▸ **Requirement**
Work out the number of lines in the records that include the word "text"; reply with that number alone.

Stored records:
....

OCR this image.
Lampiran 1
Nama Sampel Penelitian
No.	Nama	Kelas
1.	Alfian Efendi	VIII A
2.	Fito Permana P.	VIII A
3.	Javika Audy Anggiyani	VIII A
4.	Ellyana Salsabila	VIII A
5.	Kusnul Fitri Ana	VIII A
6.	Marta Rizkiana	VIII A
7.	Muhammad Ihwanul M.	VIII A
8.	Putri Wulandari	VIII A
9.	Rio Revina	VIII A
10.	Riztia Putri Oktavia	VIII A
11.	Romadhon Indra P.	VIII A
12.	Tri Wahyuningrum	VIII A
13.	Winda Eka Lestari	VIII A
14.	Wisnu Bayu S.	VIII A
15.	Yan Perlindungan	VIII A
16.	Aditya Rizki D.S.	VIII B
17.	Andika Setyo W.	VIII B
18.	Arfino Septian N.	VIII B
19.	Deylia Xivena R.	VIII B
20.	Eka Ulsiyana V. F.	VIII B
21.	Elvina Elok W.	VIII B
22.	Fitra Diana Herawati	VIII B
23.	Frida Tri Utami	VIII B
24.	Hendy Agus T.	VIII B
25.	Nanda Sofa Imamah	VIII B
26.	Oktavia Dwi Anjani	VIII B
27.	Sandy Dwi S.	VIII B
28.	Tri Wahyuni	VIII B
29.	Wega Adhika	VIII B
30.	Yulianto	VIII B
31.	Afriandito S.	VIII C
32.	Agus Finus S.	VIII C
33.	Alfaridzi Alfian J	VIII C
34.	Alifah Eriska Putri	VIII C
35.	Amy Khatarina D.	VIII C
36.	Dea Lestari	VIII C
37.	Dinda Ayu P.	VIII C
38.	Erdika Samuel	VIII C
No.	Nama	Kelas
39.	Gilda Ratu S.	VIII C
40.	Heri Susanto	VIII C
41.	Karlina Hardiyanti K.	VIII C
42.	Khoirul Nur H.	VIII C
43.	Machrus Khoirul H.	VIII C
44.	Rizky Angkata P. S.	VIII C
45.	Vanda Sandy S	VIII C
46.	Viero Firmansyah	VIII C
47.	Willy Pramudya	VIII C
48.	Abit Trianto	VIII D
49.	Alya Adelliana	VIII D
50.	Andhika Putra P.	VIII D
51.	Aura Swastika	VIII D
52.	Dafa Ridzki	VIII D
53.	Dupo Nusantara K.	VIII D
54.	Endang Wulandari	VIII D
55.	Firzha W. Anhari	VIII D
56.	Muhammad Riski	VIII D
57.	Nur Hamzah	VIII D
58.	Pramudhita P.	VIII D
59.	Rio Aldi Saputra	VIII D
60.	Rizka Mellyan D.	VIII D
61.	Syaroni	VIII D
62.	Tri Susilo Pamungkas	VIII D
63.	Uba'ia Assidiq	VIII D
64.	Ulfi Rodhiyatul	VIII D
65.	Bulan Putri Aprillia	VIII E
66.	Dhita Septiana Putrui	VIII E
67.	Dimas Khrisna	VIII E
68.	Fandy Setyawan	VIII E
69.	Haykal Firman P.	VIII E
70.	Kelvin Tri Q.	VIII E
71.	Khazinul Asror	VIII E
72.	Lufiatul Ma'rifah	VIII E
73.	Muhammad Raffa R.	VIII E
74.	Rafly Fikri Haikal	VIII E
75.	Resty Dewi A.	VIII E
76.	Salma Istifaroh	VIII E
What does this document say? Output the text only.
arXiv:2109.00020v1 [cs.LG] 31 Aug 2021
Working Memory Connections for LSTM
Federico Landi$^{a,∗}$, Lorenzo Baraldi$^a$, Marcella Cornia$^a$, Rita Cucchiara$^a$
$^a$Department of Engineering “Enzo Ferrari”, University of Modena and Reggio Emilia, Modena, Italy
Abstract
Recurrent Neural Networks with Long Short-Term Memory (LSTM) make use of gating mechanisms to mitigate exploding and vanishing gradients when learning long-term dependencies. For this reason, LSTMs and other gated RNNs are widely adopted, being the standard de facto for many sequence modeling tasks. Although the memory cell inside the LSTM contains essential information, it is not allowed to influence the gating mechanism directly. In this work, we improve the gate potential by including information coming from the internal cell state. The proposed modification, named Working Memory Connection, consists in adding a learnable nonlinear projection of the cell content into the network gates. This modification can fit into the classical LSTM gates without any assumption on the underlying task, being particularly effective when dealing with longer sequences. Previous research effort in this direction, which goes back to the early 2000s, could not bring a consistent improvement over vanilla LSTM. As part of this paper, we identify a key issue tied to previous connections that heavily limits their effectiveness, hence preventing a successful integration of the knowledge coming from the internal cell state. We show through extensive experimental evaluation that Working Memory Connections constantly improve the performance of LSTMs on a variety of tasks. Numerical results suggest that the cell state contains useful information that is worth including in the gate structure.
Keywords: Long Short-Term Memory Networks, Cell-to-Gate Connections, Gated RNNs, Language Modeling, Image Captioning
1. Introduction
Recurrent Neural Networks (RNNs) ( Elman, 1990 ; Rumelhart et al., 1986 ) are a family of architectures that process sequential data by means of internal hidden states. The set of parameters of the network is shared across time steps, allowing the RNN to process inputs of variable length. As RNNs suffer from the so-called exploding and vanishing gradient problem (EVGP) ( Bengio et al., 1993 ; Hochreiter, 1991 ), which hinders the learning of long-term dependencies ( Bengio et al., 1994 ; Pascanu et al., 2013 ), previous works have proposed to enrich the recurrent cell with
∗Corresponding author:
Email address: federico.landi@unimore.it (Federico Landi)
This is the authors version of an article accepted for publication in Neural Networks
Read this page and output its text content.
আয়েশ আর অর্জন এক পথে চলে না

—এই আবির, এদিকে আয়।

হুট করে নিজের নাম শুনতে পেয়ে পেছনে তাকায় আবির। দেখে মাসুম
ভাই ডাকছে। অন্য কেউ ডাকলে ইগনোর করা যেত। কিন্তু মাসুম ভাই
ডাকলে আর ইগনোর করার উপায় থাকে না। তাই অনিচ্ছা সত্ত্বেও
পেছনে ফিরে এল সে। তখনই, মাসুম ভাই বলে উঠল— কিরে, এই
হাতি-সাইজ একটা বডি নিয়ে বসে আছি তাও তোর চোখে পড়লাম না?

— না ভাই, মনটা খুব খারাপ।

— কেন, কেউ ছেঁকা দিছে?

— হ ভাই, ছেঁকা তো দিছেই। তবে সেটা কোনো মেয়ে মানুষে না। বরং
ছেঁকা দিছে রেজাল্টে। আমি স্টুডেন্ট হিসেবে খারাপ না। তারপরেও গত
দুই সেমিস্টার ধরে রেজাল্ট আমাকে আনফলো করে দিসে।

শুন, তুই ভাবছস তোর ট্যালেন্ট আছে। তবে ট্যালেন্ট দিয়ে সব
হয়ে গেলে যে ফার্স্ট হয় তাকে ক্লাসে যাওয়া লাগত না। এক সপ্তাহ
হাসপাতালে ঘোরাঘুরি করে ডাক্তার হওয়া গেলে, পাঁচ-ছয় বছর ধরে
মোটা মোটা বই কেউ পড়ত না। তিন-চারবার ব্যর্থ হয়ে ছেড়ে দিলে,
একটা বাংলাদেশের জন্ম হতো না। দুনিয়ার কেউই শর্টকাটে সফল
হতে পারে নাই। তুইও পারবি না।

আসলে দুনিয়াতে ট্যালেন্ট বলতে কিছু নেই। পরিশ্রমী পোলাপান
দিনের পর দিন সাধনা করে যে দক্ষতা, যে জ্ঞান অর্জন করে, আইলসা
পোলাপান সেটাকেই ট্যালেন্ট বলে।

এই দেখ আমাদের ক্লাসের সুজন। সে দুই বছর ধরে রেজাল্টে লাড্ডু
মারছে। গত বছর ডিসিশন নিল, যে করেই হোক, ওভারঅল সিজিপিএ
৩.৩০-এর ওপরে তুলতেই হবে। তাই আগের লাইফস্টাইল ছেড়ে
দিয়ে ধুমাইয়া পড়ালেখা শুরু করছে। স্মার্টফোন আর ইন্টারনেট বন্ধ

....

▸ **Solution to the problem**
2